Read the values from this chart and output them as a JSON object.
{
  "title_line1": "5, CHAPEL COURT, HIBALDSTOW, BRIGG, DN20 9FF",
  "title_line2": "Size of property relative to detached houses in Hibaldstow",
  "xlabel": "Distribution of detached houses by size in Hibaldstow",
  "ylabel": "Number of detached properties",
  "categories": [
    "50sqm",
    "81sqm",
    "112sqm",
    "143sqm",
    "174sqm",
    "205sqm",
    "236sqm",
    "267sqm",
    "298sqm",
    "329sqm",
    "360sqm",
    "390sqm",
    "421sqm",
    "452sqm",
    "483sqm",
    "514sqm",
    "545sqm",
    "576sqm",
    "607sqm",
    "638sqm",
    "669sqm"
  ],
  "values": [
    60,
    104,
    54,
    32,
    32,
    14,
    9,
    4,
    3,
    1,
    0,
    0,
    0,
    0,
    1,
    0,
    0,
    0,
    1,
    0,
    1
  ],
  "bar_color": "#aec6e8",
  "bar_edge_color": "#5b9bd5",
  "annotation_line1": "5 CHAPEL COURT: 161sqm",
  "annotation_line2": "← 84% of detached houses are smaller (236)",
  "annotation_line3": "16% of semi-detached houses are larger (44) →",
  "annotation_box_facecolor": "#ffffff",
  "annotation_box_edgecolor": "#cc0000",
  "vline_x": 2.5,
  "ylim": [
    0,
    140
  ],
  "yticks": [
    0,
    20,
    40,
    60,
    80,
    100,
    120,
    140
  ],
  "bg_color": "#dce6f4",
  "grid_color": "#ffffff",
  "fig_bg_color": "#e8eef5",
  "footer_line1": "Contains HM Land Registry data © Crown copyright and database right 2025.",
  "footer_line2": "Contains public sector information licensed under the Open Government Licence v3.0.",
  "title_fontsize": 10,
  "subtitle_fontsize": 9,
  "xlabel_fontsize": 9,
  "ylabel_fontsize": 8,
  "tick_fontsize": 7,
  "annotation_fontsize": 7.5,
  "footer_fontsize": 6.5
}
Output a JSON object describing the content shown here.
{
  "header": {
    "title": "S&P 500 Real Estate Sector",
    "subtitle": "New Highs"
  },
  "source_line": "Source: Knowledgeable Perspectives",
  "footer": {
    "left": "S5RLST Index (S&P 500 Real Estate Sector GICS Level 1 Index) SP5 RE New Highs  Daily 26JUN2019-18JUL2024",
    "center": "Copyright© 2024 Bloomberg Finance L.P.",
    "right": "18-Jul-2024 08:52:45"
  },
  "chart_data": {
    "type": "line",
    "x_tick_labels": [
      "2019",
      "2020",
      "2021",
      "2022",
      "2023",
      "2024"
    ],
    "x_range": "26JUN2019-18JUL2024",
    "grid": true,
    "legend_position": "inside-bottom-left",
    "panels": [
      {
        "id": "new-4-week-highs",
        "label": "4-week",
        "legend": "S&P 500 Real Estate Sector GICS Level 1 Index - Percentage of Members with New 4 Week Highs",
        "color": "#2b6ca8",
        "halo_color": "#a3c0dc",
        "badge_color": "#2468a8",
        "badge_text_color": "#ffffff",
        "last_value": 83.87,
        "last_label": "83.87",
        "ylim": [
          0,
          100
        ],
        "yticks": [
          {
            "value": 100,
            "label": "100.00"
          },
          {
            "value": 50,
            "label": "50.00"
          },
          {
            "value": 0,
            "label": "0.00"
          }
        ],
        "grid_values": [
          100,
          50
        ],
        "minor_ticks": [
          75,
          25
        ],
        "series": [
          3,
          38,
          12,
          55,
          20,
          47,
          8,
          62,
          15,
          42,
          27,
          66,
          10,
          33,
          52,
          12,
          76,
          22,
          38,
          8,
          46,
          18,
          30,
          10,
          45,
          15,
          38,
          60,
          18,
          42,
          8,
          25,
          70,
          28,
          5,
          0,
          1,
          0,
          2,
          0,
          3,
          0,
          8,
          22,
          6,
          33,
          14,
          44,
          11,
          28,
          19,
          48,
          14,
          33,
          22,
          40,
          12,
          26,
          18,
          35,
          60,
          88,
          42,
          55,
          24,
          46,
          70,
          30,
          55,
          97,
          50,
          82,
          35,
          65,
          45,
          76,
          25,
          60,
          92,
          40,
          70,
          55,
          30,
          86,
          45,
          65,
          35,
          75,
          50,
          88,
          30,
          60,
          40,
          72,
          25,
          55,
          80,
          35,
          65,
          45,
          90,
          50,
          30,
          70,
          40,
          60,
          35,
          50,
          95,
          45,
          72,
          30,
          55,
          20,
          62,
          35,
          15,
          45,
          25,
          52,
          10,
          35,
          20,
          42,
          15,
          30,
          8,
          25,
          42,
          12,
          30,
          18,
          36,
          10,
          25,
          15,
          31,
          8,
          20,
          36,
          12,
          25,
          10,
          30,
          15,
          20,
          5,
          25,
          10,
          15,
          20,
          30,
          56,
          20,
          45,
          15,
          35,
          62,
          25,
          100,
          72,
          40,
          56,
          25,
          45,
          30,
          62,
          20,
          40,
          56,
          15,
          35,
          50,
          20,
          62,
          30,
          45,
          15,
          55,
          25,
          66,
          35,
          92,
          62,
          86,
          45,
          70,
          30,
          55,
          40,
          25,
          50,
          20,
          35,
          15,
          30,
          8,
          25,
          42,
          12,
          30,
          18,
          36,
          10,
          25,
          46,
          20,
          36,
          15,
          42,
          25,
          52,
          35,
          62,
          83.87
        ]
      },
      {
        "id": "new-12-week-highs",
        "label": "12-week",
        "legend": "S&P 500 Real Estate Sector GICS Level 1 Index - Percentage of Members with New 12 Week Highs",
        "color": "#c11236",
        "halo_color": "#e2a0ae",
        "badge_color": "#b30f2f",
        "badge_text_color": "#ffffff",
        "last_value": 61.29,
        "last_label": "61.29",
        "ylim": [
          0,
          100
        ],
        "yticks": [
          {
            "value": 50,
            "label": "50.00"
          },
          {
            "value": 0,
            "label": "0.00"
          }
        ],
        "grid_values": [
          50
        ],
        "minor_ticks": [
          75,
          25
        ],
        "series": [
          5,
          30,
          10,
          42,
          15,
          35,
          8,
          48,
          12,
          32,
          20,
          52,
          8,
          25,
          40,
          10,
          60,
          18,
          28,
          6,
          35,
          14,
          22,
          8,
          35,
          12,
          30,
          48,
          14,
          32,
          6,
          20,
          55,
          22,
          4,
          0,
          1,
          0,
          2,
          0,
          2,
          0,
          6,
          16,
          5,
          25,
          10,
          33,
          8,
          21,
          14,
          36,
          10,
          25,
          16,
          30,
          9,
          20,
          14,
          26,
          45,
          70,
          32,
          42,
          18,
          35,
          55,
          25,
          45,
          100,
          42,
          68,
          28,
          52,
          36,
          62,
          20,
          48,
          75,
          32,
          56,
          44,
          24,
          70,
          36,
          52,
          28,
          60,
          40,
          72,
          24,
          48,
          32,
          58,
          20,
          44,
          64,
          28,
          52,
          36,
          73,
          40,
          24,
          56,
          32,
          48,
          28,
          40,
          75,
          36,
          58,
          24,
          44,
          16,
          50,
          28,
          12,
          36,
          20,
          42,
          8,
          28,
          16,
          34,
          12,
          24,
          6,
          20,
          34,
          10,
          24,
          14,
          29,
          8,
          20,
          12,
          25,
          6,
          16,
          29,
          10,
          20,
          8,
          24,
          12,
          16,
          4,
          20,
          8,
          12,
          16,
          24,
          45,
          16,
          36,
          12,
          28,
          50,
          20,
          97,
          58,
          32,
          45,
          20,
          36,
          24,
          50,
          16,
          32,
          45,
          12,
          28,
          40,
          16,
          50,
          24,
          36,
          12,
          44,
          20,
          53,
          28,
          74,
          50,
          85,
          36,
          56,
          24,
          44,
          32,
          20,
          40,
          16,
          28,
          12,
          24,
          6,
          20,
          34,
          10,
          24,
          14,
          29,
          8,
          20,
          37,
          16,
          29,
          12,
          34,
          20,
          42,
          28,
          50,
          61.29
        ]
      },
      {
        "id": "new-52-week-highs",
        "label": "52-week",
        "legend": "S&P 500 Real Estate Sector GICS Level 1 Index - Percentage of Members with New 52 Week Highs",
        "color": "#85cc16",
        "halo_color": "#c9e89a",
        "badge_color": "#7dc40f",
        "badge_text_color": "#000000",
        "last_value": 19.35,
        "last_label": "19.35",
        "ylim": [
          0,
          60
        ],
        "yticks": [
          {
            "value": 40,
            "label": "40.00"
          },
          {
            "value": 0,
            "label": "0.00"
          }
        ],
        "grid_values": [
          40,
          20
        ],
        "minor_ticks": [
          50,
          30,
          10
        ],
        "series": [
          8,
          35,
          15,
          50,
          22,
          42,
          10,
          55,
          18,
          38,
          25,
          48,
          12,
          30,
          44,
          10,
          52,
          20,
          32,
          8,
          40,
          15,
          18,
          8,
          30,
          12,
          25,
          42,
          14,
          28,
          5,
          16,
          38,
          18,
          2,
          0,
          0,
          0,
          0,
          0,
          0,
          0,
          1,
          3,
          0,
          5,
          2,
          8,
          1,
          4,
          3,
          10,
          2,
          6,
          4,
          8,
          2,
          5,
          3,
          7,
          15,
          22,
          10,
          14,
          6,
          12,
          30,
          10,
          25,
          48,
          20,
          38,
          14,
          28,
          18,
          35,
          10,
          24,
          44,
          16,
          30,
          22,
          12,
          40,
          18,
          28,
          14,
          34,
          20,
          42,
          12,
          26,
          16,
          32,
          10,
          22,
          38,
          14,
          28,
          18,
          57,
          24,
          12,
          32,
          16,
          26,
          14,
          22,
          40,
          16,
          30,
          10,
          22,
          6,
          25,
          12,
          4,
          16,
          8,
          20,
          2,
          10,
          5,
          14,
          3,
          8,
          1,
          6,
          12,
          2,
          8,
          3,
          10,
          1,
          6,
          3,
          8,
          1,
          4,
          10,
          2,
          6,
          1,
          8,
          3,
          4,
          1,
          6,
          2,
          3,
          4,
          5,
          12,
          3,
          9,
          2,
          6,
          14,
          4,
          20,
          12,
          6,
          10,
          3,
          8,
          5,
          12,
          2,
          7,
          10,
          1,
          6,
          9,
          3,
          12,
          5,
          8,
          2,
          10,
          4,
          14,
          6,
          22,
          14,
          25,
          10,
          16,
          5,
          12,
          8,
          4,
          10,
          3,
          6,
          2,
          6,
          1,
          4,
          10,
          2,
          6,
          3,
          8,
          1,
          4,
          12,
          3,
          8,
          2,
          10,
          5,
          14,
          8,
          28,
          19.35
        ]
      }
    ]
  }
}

Written exercise => Copy every line of the material in which the word "COURT" occurs.

Full answer =>
  "title_line1": "5, CHAPEL COURT, HIBALDSTOW, BRIGG, DN20 9FF",
  "annotation_line1": "5 CHAPEL COURT: 161sqm",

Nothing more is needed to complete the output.